SHORT TASK ▸ Identify all lines below that hold "oleada" and collect them.

[Start GIVEN RECORDS]

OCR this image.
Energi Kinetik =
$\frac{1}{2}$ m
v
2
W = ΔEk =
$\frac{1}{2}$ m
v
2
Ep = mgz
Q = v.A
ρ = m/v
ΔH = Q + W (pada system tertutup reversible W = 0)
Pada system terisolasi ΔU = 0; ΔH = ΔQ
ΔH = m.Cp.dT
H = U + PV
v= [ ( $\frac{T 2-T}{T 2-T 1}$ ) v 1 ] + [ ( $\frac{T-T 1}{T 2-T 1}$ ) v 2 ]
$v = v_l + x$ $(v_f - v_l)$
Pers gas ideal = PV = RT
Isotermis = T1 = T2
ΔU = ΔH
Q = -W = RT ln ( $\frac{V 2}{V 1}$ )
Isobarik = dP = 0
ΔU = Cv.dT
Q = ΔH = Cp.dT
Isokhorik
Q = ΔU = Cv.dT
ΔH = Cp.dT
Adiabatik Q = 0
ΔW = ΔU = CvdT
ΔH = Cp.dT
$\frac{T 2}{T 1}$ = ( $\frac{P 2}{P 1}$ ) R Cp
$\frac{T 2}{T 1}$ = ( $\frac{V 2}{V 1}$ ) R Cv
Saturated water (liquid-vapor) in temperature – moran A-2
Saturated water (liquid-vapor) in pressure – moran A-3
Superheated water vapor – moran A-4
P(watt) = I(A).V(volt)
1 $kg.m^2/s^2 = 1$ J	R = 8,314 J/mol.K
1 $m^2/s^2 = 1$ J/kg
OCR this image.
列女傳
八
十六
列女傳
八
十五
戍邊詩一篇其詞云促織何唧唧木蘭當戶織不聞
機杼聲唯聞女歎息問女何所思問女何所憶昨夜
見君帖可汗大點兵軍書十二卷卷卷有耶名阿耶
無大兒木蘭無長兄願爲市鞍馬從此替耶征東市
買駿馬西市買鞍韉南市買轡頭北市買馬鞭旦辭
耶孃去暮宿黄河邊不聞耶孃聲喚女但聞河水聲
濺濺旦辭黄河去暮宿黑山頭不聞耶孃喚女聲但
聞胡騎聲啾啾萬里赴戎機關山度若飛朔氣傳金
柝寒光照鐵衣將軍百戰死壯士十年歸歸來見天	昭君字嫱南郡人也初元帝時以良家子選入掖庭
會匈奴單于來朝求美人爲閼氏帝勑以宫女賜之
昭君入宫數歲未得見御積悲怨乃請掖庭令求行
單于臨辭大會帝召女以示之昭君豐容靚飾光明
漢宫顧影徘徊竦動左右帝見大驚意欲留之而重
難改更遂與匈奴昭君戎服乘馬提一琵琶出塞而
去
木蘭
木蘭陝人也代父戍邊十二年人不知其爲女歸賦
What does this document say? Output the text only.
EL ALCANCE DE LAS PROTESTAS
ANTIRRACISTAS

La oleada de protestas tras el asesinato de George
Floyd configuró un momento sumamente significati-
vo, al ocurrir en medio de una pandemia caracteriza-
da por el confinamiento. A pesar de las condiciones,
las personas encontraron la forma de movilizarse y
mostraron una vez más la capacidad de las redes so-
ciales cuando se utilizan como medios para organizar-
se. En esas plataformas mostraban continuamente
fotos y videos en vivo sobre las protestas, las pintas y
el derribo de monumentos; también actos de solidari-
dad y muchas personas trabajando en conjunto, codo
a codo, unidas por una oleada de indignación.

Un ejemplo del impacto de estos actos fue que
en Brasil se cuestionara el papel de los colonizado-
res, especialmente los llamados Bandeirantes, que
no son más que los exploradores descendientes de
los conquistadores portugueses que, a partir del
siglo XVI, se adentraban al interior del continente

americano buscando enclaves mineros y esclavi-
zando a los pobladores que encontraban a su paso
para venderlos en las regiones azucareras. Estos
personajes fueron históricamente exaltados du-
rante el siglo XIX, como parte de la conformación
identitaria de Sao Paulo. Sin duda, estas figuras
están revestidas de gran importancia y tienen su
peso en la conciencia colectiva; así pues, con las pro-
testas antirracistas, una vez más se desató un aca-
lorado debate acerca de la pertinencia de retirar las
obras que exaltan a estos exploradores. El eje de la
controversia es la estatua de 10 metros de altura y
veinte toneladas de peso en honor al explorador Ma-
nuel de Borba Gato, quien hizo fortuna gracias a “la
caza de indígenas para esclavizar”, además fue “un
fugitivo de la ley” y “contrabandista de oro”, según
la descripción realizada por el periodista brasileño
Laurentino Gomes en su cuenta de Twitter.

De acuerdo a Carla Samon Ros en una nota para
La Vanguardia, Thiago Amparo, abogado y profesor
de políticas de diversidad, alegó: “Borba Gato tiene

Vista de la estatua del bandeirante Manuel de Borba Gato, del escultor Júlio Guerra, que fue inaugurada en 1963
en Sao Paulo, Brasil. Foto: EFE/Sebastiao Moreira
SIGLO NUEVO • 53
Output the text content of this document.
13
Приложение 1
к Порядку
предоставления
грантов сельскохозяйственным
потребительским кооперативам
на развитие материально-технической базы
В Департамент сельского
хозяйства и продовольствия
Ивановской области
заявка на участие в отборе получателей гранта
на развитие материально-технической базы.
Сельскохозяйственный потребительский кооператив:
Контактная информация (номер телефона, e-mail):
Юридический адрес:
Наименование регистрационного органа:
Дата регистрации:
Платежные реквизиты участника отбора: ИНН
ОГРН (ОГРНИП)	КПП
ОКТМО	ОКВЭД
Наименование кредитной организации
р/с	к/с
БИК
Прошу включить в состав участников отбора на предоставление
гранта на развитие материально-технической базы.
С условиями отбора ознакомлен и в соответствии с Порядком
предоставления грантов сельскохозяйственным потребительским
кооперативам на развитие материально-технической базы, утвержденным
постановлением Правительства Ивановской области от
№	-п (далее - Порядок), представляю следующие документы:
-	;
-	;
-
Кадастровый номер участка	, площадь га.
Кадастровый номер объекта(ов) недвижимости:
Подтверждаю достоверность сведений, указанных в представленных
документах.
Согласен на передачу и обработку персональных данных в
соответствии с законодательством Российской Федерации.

[End GIVEN RECORDS]

RESULT OF THE EXERCISE ▸
La oleada de protestas tras el asesinato de George
a codo, unidas por una oleada de indignación.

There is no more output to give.